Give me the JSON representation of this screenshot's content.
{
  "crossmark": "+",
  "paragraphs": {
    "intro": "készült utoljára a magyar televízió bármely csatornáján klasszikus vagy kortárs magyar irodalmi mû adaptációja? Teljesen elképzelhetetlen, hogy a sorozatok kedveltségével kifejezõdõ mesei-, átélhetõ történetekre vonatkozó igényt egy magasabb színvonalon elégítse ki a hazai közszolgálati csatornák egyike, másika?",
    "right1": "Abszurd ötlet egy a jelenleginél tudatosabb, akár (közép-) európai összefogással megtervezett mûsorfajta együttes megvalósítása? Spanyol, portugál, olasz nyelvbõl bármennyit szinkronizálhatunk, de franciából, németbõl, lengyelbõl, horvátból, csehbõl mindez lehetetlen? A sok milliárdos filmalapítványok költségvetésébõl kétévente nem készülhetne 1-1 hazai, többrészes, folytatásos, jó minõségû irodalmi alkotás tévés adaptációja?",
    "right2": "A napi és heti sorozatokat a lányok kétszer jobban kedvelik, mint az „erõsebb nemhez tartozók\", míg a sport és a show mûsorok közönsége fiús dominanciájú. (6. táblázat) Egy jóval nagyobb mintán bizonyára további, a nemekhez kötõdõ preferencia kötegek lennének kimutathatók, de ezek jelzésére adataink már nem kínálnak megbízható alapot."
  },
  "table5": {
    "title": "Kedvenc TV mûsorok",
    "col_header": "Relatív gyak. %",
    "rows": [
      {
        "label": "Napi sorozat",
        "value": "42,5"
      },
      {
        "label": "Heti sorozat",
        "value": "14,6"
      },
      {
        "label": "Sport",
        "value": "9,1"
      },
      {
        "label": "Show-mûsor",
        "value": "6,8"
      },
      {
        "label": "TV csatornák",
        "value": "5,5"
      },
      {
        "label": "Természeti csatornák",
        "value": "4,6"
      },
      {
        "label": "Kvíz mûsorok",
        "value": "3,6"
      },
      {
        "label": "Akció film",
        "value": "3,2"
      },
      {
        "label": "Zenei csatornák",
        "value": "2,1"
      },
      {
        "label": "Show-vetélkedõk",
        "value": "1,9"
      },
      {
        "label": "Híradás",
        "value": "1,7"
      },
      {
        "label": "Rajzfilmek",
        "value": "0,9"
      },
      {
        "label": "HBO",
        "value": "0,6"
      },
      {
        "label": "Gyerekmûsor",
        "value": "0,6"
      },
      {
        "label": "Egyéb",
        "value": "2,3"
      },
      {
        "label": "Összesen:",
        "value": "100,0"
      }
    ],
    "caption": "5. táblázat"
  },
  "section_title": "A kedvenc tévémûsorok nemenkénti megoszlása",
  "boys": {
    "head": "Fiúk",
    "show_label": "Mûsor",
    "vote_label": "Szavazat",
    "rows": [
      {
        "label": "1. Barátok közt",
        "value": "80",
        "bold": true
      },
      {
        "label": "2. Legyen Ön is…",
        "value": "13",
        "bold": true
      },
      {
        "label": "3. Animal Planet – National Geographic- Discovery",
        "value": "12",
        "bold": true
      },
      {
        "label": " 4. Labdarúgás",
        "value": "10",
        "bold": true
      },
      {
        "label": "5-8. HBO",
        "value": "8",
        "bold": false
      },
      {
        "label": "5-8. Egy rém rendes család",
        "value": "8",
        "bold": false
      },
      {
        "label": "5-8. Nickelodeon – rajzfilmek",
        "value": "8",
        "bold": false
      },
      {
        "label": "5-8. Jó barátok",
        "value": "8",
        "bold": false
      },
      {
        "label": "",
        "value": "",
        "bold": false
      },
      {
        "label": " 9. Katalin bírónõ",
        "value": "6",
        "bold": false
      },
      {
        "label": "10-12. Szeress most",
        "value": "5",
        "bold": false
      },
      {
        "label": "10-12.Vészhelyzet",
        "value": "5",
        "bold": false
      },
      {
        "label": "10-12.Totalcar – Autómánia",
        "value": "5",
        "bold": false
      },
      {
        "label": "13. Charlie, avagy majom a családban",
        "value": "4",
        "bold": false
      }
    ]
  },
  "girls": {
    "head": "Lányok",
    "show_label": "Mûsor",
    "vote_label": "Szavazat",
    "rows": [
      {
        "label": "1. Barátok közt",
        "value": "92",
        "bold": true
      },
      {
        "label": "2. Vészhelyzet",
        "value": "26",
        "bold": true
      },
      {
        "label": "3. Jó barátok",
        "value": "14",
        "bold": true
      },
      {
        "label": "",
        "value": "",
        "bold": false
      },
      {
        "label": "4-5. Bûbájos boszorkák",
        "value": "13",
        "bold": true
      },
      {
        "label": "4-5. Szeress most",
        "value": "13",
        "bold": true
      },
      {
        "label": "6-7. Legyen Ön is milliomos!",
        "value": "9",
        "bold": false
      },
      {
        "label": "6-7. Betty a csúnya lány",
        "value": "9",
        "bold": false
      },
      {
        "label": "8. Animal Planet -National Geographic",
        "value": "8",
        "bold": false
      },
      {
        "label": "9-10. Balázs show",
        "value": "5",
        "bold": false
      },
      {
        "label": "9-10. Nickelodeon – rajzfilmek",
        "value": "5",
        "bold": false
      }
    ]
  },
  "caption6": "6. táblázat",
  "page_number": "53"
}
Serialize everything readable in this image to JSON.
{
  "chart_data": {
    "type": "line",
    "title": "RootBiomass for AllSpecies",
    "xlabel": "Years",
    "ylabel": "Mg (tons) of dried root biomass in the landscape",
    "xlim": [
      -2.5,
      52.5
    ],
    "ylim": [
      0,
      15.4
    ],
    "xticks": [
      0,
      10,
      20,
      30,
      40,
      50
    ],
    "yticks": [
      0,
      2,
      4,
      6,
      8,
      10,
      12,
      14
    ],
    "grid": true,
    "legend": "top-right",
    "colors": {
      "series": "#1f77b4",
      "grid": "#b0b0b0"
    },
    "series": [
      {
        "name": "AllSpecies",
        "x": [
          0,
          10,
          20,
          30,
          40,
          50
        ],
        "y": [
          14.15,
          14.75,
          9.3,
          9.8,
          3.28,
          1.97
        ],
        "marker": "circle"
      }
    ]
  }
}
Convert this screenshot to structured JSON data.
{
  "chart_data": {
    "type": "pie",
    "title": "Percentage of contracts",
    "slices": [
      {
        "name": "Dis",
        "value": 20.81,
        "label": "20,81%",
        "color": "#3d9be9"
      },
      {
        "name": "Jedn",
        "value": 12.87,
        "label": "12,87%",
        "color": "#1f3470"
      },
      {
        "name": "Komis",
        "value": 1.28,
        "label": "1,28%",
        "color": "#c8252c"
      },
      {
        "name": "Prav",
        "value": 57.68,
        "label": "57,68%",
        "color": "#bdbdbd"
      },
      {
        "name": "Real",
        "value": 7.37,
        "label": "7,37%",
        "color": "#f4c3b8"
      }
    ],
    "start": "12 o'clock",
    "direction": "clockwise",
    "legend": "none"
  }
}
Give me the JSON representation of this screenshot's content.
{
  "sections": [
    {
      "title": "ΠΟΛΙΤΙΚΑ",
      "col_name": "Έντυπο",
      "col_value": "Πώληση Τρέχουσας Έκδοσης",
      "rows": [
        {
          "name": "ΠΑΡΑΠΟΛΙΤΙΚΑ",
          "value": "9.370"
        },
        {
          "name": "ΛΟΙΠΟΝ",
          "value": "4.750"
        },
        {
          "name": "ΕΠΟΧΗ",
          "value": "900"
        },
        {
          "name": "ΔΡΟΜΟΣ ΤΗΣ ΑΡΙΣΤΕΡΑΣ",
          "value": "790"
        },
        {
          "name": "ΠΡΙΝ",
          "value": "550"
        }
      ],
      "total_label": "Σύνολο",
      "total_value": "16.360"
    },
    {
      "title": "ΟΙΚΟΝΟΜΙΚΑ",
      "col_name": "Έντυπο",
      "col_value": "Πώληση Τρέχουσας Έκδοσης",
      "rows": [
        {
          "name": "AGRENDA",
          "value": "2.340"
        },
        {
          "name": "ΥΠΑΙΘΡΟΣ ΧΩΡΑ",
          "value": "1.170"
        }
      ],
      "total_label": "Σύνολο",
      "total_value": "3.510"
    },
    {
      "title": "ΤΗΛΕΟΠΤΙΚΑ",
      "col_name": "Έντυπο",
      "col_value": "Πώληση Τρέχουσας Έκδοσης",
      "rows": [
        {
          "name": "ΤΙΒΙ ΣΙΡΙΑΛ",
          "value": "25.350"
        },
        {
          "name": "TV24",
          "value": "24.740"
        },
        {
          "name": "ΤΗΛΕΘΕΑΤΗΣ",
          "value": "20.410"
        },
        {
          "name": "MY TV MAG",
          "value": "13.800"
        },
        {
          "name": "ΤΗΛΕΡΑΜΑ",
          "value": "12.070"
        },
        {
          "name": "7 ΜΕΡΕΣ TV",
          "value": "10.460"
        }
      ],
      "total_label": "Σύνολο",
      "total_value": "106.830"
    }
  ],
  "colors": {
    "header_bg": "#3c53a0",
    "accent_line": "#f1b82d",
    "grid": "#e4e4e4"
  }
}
────
> _TASK DESCRIPTION_: Copy each line above that contains the string "JSON".

> _RESPONSE FOR THIS EXERCISE_:
Give me the JSON representation of this screenshot's content.
Serialize everything readable in this image to JSON.
Convert this screenshot to structured JSON data.
Give me the JSON representation of this screenshot's content.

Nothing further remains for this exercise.